§ TASK:
Set down all of the entries word for word, omitting the images they contain.

※

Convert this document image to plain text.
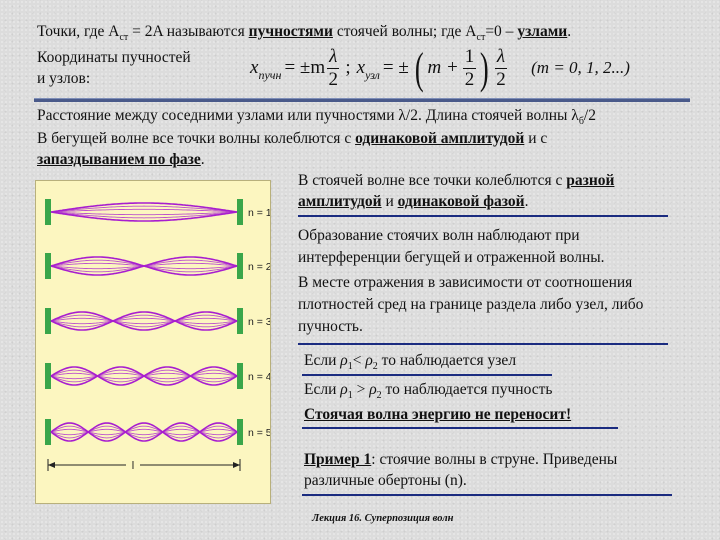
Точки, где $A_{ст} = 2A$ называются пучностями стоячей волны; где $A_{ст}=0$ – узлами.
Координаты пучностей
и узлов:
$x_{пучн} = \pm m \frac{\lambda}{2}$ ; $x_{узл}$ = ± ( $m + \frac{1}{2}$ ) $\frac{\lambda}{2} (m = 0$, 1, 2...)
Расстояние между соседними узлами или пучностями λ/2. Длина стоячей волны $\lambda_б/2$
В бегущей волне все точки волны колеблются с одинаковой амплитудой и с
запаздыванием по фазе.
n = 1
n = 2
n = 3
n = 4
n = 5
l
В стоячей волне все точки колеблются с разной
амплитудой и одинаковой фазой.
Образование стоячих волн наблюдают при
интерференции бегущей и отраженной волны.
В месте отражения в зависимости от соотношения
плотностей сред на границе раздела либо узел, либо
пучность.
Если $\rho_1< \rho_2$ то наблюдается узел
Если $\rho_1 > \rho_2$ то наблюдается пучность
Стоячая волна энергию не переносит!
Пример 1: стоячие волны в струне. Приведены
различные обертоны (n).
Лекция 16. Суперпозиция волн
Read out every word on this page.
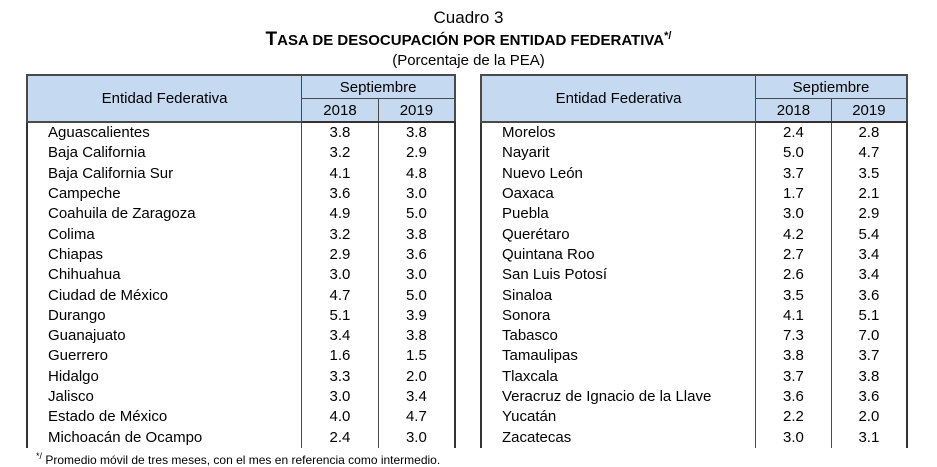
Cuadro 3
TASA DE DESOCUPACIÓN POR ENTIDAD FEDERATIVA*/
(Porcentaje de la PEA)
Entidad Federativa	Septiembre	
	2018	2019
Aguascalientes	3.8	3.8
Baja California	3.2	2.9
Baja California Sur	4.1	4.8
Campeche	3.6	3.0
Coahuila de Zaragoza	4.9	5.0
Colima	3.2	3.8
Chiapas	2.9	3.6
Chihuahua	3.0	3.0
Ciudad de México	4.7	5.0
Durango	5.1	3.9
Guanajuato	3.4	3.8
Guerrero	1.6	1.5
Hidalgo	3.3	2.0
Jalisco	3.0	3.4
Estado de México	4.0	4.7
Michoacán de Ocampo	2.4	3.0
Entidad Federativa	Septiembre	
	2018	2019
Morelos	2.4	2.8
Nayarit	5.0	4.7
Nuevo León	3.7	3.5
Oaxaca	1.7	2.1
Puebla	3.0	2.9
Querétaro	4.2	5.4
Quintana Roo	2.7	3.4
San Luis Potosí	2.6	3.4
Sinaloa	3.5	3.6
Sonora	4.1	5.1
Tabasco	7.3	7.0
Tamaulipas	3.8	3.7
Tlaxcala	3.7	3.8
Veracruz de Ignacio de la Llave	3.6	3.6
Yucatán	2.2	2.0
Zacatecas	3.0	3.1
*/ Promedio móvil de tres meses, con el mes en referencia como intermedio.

※

§ RESPONSE BELOW:
Convert this document image to plain text.
Точки, где $A_{ст} = 2A$ называются пучностями стоячей волны; где $A_{ст}=0$ – узлами.
Координаты пучностей
и узлов:
$x_{пучн} = \pm m \frac{\lambda}{2}$ ; $x_{узл}$ = ± ( $m + \frac{1}{2}$ ) $\frac{\lambda}{2} (m = 0$, 1, 2...)
Расстояние между соседними узлами или пучностями λ/2. Длина стоячей волны $\lambda_б/2$
В бегущей волне все точки волны колеблются с одинаковой амплитудой и с
запаздыванием по фазе.
n = 1
n = 2
n = 3
n = 4
n = 5
l
В стоячей волне все точки колеблются с разной
амплитудой и одинаковой фазой.
Образование стоячих волн наблюдают при
интерференции бегущей и отраженной волны.
В месте отражения в зависимости от соотношения
плотностей сред на границе раздела либо узел, либо
пучность.
Если $\rho_1< \rho_2$ то наблюдается узел
Если $\rho_1 > \rho_2$ то наблюдается пучность
Стоячая волна энергию не переносит!
Пример 1: стоячие волны в струне. Приведены
различные обертоны (n).
Лекция 16. Суперпозиция волн
Read out every word on this page.
Cuadro 3
TASA DE DESOCUPACIÓN POR ENTIDAD FEDERATIVA*/
(Porcentaje de la PEA)
Entidad Federativa	Septiembre	
	2018	2019
Aguascalientes	3.8	3.8
Baja California	3.2	2.9
Baja California Sur	4.1	4.8
Campeche	3.6	3.0
Coahuila de Zaragoza	4.9	5.0
Colima	3.2	3.8
Chiapas	2.9	3.6
Chihuahua	3.0	3.0
Ciudad de México	4.7	5.0
Durango	5.1	3.9
Guanajuato	3.4	3.8
Guerrero	1.6	1.5
Hidalgo	3.3	2.0
Jalisco	3.0	3.4
Estado de México	4.0	4.7
Michoacán de Ocampo	2.4	3.0
Entidad Federativa	Septiembre	
	2018	2019
Morelos	2.4	2.8
Nayarit	5.0	4.7
Nuevo León	3.7	3.5
Oaxaca	1.7	2.1
Puebla	3.0	2.9
Querétaro	4.2	5.4
Quintana Roo	2.7	3.4
San Luis Potosí	2.6	3.4
Sinaloa	3.5	3.6
Sonora	4.1	5.1
Tabasco	7.3	7.0
Tamaulipas	3.8	3.7
Tlaxcala	3.7	3.8
Veracruz de Ignacio de la Llave	3.6	3.6
Yucatán	2.2	2.0
Zacatecas	3.0	3.1
*/ Promedio móvil de tres meses, con el mes en referencia como intermedio.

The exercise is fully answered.